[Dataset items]
--

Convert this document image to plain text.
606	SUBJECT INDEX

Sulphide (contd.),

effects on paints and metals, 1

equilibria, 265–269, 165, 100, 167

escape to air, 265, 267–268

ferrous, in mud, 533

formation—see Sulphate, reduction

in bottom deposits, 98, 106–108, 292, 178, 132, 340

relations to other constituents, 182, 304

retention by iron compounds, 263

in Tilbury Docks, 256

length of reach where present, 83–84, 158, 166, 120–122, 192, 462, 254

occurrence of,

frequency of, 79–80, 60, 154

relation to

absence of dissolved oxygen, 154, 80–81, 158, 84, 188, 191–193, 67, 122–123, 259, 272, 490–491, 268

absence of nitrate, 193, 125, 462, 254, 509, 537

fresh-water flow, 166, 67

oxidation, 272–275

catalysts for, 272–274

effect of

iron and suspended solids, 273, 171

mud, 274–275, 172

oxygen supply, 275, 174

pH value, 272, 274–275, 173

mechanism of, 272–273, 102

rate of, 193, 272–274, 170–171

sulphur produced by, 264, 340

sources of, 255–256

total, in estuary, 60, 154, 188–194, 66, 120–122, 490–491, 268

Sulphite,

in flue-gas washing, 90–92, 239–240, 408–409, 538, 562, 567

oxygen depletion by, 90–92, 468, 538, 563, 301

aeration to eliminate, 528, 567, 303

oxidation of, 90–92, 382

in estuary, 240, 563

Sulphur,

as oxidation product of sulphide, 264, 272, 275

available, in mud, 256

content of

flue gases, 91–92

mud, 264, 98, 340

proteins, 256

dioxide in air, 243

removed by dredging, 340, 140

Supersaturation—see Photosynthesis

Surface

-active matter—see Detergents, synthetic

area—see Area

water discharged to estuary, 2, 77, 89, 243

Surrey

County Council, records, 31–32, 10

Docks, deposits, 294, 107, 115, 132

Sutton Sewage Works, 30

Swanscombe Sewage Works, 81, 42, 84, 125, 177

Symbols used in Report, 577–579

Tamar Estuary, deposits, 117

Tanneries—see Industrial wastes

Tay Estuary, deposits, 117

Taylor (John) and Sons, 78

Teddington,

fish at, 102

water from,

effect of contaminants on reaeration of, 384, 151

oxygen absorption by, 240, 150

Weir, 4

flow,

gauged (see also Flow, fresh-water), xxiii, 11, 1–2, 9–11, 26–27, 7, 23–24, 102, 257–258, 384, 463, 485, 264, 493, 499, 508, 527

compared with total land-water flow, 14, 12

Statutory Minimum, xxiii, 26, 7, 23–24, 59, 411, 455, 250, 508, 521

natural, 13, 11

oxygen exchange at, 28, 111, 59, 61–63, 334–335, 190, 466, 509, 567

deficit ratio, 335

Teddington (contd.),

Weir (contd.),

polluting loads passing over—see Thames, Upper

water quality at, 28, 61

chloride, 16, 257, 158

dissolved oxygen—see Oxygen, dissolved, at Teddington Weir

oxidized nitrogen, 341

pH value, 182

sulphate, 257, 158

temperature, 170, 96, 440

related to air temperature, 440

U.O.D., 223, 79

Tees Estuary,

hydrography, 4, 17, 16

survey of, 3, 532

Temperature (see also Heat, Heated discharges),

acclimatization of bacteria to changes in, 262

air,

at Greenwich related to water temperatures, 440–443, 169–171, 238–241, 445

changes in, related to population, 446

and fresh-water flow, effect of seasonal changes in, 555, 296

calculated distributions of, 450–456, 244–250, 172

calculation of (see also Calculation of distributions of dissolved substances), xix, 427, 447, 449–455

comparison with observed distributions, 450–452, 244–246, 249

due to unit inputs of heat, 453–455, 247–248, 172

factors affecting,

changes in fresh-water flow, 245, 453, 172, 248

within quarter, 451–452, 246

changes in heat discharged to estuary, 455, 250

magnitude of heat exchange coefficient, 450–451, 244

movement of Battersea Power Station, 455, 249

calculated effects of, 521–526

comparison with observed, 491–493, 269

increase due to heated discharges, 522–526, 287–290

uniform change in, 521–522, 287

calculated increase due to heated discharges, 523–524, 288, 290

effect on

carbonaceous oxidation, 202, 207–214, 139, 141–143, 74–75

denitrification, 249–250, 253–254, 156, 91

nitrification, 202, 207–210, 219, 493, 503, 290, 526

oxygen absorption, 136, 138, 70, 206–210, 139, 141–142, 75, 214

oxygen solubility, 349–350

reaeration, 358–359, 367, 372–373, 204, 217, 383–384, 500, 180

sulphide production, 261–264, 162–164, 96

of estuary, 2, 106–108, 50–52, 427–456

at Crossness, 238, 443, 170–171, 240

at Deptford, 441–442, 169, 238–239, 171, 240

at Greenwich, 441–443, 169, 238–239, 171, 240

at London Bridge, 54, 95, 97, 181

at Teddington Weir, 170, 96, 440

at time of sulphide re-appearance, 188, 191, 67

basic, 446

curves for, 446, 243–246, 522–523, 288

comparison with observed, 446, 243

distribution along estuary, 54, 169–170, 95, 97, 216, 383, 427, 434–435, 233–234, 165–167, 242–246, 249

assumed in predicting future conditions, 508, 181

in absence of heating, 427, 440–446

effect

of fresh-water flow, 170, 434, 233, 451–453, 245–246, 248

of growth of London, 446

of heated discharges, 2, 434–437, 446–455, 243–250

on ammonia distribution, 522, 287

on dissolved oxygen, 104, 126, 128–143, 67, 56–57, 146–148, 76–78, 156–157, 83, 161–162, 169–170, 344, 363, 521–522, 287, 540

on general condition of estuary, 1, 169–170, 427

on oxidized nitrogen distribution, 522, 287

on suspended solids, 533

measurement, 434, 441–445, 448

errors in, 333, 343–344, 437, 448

--

> _What the exercise asks_
Which lines of the records contain "nitrogen"? Show each of them.

> _Written response_
oxidized nitrogen, 341
on oxidized nitrogen distribution, 522, 287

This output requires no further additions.